▶ TASK TO CARRY OUT: Work through the material below and count the lines holding the word "this"; give that count and nothing more.

▶ Stored data entries:
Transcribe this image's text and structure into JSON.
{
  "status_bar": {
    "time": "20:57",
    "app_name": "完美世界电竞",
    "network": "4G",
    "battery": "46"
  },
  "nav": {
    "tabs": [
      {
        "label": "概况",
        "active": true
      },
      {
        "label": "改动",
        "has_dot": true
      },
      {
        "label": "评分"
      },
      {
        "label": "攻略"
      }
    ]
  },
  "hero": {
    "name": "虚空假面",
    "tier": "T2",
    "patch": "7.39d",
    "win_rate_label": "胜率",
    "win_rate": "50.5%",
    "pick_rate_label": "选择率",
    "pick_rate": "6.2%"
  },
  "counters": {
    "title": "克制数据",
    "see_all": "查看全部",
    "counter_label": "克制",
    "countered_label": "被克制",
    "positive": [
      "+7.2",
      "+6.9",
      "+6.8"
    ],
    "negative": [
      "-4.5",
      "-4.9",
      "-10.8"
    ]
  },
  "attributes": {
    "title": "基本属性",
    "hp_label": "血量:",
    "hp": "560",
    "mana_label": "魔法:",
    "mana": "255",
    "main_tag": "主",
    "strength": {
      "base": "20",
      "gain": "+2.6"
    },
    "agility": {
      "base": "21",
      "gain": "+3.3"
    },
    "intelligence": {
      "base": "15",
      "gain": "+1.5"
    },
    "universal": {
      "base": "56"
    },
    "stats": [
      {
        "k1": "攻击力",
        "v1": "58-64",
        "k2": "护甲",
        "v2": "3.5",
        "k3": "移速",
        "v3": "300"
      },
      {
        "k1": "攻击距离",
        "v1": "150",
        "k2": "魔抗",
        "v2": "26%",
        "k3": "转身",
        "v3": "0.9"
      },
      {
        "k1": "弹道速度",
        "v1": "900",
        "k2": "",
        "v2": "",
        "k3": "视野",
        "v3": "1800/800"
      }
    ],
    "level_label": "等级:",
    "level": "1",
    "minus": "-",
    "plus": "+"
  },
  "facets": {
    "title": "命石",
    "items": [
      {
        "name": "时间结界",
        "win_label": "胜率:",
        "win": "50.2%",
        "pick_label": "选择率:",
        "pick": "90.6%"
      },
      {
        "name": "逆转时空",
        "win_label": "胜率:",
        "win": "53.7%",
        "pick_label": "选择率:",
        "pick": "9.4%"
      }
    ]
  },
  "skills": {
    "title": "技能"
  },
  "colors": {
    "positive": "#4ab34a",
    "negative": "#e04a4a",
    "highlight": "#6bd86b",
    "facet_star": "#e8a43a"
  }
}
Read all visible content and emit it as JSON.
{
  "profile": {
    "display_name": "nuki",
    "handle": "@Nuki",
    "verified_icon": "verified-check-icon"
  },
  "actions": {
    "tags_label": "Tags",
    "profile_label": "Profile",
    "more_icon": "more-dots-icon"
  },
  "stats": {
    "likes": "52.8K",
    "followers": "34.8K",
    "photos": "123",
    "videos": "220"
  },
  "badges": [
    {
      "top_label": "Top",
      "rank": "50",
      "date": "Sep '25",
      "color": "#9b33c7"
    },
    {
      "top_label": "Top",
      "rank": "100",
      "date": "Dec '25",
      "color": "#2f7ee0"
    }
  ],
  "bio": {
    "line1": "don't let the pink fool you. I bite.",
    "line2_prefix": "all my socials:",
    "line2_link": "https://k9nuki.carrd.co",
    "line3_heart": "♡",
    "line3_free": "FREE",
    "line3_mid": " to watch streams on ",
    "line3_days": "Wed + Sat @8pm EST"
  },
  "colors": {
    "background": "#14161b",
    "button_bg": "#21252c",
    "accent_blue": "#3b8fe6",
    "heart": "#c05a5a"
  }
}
...
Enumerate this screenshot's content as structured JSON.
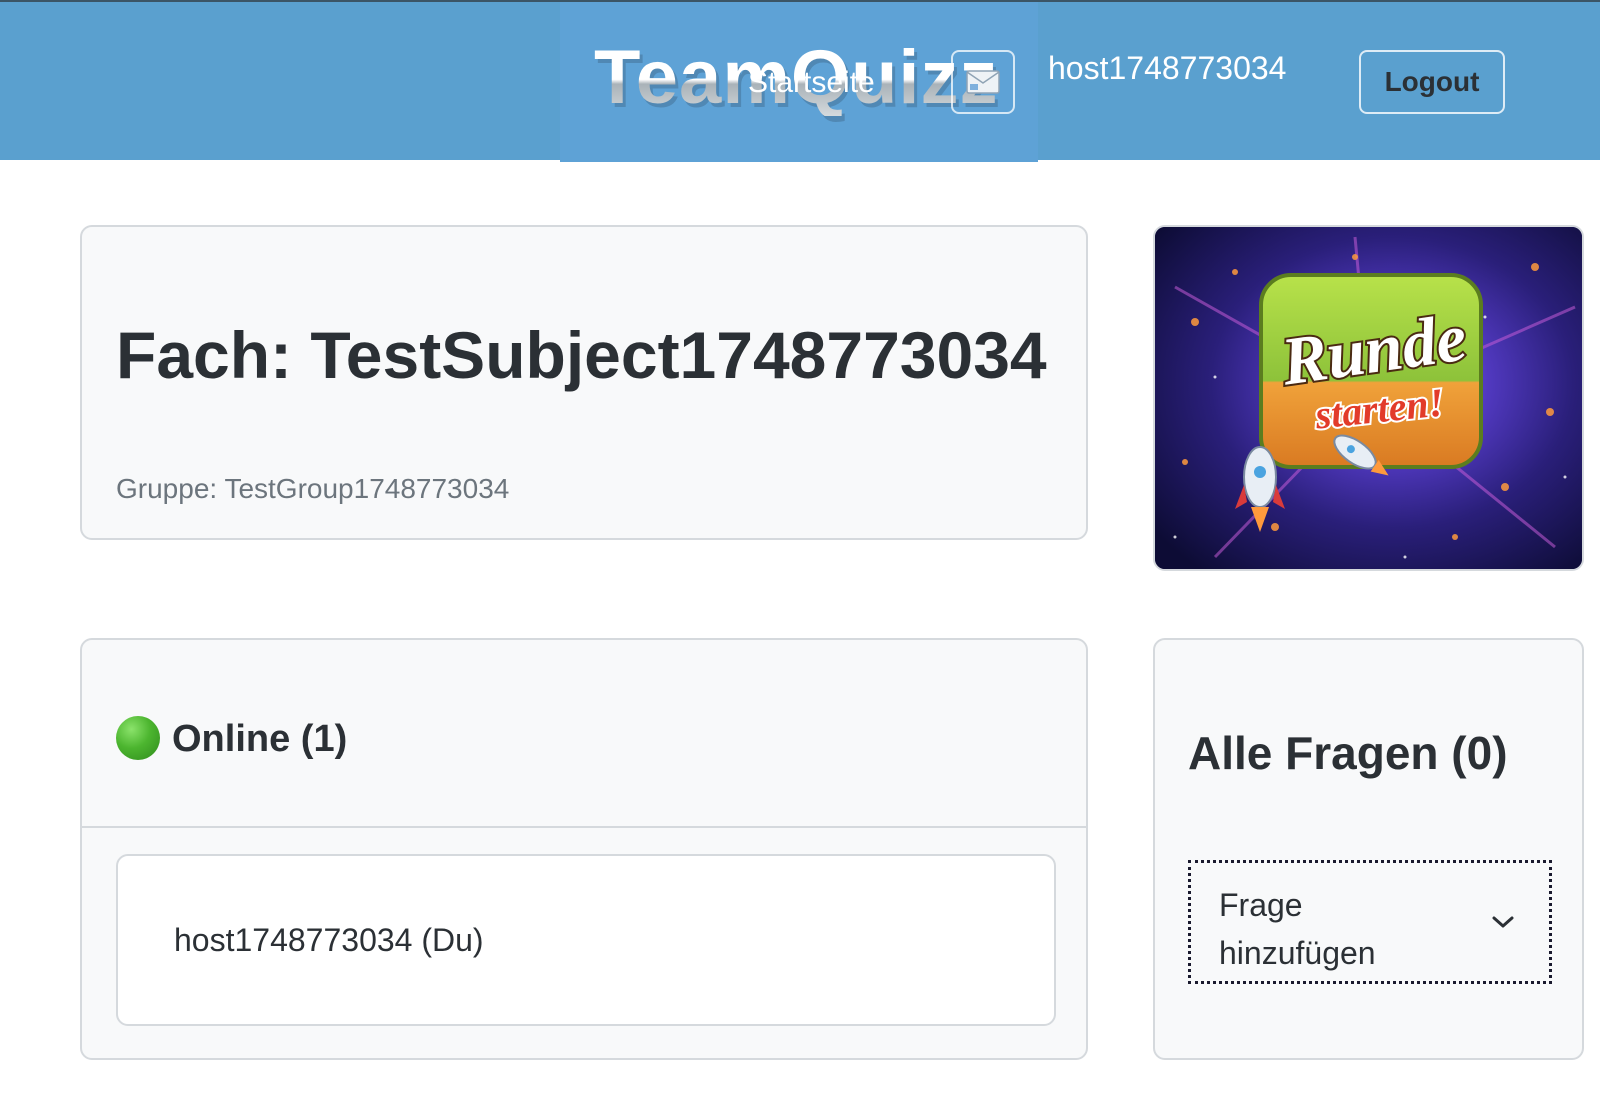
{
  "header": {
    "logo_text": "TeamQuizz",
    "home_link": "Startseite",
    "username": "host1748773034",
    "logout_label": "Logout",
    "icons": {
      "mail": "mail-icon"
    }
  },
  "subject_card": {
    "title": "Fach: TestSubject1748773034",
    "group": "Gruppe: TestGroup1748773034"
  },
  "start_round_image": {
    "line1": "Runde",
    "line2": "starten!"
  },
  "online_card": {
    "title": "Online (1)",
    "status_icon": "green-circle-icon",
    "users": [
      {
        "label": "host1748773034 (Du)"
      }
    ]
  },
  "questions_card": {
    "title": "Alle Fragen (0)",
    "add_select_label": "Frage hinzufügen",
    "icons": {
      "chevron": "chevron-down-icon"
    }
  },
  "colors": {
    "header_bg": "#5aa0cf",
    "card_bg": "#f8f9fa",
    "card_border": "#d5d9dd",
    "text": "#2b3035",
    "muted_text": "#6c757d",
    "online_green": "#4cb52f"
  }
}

▶ FINAL RESULT: 2